>> begin
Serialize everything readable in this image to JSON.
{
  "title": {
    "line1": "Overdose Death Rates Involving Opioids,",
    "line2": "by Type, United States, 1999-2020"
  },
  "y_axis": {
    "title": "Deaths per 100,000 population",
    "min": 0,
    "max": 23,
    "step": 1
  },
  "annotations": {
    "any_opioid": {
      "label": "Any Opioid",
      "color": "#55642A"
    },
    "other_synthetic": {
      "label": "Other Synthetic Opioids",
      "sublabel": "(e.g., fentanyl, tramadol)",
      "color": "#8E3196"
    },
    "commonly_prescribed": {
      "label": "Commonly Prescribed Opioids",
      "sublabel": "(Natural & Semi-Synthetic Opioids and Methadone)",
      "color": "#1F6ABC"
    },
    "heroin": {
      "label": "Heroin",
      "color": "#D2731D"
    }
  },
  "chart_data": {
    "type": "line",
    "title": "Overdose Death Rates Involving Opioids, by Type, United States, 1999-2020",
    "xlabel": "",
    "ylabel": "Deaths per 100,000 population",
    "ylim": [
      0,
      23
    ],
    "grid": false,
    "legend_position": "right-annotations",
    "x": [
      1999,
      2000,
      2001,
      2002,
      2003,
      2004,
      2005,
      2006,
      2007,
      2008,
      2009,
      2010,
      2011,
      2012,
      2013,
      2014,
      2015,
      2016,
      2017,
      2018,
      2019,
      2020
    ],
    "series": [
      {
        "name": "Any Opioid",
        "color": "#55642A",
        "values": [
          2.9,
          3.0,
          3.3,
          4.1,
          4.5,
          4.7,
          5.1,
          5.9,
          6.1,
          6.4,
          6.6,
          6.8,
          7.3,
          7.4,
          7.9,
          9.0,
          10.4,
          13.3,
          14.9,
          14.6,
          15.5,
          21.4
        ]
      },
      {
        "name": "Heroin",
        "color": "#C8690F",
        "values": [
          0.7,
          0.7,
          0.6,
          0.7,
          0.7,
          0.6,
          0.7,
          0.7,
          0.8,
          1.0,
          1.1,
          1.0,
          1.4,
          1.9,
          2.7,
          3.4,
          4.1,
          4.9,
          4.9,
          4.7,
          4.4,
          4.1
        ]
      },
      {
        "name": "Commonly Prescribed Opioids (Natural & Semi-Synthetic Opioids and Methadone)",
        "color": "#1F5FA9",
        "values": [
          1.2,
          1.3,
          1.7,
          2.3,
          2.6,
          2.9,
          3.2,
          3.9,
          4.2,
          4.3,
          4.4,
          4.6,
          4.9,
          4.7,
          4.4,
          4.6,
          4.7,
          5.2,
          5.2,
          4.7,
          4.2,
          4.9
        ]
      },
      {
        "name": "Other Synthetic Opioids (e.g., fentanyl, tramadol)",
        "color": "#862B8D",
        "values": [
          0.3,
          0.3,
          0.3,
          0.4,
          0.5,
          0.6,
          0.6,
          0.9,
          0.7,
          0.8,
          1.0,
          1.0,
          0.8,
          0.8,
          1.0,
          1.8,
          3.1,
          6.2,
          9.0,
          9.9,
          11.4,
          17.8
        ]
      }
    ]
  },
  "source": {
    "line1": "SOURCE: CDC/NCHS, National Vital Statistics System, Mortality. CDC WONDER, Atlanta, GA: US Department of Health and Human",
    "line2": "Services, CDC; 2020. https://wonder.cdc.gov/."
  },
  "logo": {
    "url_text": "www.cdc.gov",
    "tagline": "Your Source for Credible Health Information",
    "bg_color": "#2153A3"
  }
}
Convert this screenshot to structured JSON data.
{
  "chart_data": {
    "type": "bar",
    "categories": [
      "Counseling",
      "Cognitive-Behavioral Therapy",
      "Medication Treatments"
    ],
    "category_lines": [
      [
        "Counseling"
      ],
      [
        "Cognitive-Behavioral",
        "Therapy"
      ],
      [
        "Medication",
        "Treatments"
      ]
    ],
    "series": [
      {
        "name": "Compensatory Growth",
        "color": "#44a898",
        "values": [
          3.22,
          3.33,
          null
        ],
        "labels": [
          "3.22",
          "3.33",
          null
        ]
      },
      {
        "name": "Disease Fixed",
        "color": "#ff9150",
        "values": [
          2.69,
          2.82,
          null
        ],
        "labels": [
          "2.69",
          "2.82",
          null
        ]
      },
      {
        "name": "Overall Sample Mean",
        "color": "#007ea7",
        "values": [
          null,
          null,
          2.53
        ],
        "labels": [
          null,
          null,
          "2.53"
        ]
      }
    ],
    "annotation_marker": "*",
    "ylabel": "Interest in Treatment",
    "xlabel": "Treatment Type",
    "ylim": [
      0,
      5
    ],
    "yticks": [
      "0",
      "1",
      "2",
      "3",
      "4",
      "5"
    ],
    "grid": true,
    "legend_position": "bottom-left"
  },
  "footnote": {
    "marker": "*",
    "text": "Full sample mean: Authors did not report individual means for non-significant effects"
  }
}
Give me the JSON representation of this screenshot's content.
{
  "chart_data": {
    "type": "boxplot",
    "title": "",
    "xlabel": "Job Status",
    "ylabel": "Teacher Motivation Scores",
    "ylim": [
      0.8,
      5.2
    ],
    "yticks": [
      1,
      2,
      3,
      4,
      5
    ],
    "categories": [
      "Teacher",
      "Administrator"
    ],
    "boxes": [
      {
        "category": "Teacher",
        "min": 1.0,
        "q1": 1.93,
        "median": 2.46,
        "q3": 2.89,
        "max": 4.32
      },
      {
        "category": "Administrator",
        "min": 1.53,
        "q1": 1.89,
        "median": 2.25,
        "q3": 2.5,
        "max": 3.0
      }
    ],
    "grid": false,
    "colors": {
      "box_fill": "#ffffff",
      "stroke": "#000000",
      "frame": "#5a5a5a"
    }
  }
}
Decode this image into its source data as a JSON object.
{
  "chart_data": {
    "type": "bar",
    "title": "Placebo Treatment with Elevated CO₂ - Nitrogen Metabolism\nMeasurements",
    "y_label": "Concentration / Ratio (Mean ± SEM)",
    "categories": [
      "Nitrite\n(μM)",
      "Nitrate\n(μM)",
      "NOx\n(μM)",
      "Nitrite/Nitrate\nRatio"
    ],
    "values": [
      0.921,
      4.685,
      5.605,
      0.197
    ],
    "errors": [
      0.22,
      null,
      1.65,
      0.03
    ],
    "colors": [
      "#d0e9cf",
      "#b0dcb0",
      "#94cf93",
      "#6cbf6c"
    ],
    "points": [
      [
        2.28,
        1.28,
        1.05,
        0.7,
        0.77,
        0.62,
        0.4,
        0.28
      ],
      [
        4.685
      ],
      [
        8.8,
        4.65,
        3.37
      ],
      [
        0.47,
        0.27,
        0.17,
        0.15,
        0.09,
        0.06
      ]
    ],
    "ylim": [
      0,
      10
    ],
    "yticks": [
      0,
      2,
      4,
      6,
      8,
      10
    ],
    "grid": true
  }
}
>> end
**Exercise:**
Copy down the material exactly as written.

**Full answer:**
Serialize everything readable in this image to JSON.
{
  "title": {
    "line1": "Overdose Death Rates Involving Opioids,",
    "line2": "by Type, United States, 1999-2020"
  },
  "y_axis": {
    "title": "Deaths per 100,000 population",
    "min": 0,
    "max": 23,
    "step": 1
  },
  "annotations": {
    "any_opioid": {
      "label": "Any Opioid",
      "color": "#55642A"
    },
    "other_synthetic": {
      "label": "Other Synthetic Opioids",
      "sublabel": "(e.g., fentanyl, tramadol)",
      "color": "#8E3196"
    },
    "commonly_prescribed": {
      "label": "Commonly Prescribed Opioids",
      "sublabel": "(Natural & Semi-Synthetic Opioids and Methadone)",
      "color": "#1F6ABC"
    },
    "heroin": {
      "label": "Heroin",
      "color": "#D2731D"
    }
  },
  "chart_data": {
    "type": "line",
    "title": "Overdose Death Rates Involving Opioids, by Type, United States, 1999-2020",
    "xlabel": "",
    "ylabel": "Deaths per 100,000 population",
    "ylim": [
      0,
      23
    ],
    "grid": false,
    "legend_position": "right-annotations",
    "x": [
      1999,
      2000,
      2001,
      2002,
      2003,
      2004,
      2005,
      2006,
      2007,
      2008,
      2009,
      2010,
      2011,
      2012,
      2013,
      2014,
      2015,
      2016,
      2017,
      2018,
      2019,
      2020
    ],
    "series": [
      {
        "name": "Any Opioid",
        "color": "#55642A",
        "values": [
          2.9,
          3.0,
          3.3,
          4.1,
          4.5,
          4.7,
          5.1,
          5.9,
          6.1,
          6.4,
          6.6,
          6.8,
          7.3,
          7.4,
          7.9,
          9.0,
          10.4,
          13.3,
          14.9,
          14.6,
          15.5,
          21.4
        ]
      },
      {
        "name": "Heroin",
        "color": "#C8690F",
        "values": [
          0.7,
          0.7,
          0.6,
          0.7,
          0.7,
          0.6,
          0.7,
          0.7,
          0.8,
          1.0,
          1.1,
          1.0,
          1.4,
          1.9,
          2.7,
          3.4,
          4.1,
          4.9,
          4.9,
          4.7,
          4.4,
          4.1
        ]
      },
      {
        "name": "Commonly Prescribed Opioids (Natural & Semi-Synthetic Opioids and Methadone)",
        "color": "#1F5FA9",
        "values": [
          1.2,
          1.3,
          1.7,
          2.3,
          2.6,
          2.9,
          3.2,
          3.9,
          4.2,
          4.3,
          4.4,
          4.6,
          4.9,
          4.7,
          4.4,
          4.6,
          4.7,
          5.2,
          5.2,
          4.7,
          4.2,
          4.9
        ]
      },
      {
        "name": "Other Synthetic Opioids (e.g., fentanyl, tramadol)",
        "color": "#862B8D",
        "values": [
          0.3,
          0.3,
          0.3,
          0.4,
          0.5,
          0.6,
          0.6,
          0.9,
          0.7,
          0.8,
          1.0,
          1.0,
          0.8,
          0.8,
          1.0,
          1.8,
          3.1,
          6.2,
          9.0,
          9.9,
          11.4,
          17.8
        ]
      }
    ]
  },
  "source": {
    "line1": "SOURCE: CDC/NCHS, National Vital Statistics System, Mortality. CDC WONDER, Atlanta, GA: US Department of Health and Human",
    "line2": "Services, CDC; 2020. https://wonder.cdc.gov/."
  },
  "logo": {
    "url_text": "www.cdc.gov",
    "tagline": "Your Source for Credible Health Information",
    "bg_color": "#2153A3"
  }
}
Convert this screenshot to structured JSON data.
{
  "chart_data": {
    "type": "bar",
    "categories": [
      "Counseling",
      "Cognitive-Behavioral Therapy",
      "Medication Treatments"
    ],
    "category_lines": [
      [
        "Counseling"
      ],
      [
        "Cognitive-Behavioral",
        "Therapy"
      ],
      [
        "Medication",
        "Treatments"
      ]
    ],
    "series": [
      {
        "name": "Compensatory Growth",
        "color": "#44a898",
        "values": [
          3.22,
          3.33,
          null
        ],
        "labels": [
          "3.22",
          "3.33",
          null
        ]
      },
      {
        "name": "Disease Fixed",
        "color": "#ff9150",
        "values": [
          2.69,
          2.82,
          null
        ],
        "labels": [
          "2.69",
          "2.82",
          null
        ]
      },
      {
        "name": "Overall Sample Mean",
        "color": "#007ea7",
        "values": [
          null,
          null,
          2.53
        ],
        "labels": [
          null,
          null,
          "2.53"
        ]
      }
    ],
    "annotation_marker": "*",
    "ylabel": "Interest in Treatment",
    "xlabel": "Treatment Type",
    "ylim": [
      0,
      5
    ],
    "yticks": [
      "0",
      "1",
      "2",
      "3",
      "4",
      "5"
    ],
    "grid": true,
    "legend_position": "bottom-left"
  },
  "footnote": {
    "marker": "*",
    "text": "Full sample mean: Authors did not report individual means for non-significant effects"
  }
}
Give me the JSON representation of this screenshot's content.
{
  "chart_data": {
    "type": "boxplot",
    "title": "",
    "xlabel": "Job Status",
    "ylabel": "Teacher Motivation Scores",
    "ylim": [
      0.8,
      5.2
    ],
    "yticks": [
      1,
      2,
      3,
      4,
      5
    ],
    "categories": [
      "Teacher",
      "Administrator"
    ],
    "boxes": [
      {
        "category": "Teacher",
        "min": 1.0,
        "q1": 1.93,
        "median": 2.46,
        "q3": 2.89,
        "max": 4.32
      },
      {
        "category": "Administrator",
        "min": 1.53,
        "q1": 1.89,
        "median": 2.25,
        "q3": 2.5,
        "max": 3.0
      }
    ],
    "grid": false,
    "colors": {
      "box_fill": "#ffffff",
      "stroke": "#000000",
      "frame": "#5a5a5a"
    }
  }
}
Decode this image into its source data as a JSON object.
{
  "chart_data": {
    "type": "bar",
    "title": "Placebo Treatment with Elevated CO₂ - Nitrogen Metabolism\nMeasurements",
    "y_label": "Concentration / Ratio (Mean ± SEM)",
    "categories": [
      "Nitrite\n(μM)",
      "Nitrate\n(μM)",
      "NOx\n(μM)",
      "Nitrite/Nitrate\nRatio"
    ],
    "values": [
      0.921,
      4.685,
      5.605,
      0.197
    ],
    "errors": [
      0.22,
      null,
      1.65,
      0.03
    ],
    "colors": [
      "#d0e9cf",
      "#b0dcb0",
      "#94cf93",
      "#6cbf6c"
    ],
    "points": [
      [
        2.28,
        1.28,
        1.05,
        0.7,
        0.77,
        0.62,
        0.4,
        0.28
      ],
      [
        4.685
      ],
      [
        8.8,
        4.65,
        3.37
      ],
      [
        0.47,
        0.27,
        0.17,
        0.15,
        0.09,
        0.06
      ]
    ],
    "ylim": [
      0,
      10
    ],
    "yticks": [
      0,
      2,
      4,
      6,
      8,
      10
    ],
    "grid": true
  }
}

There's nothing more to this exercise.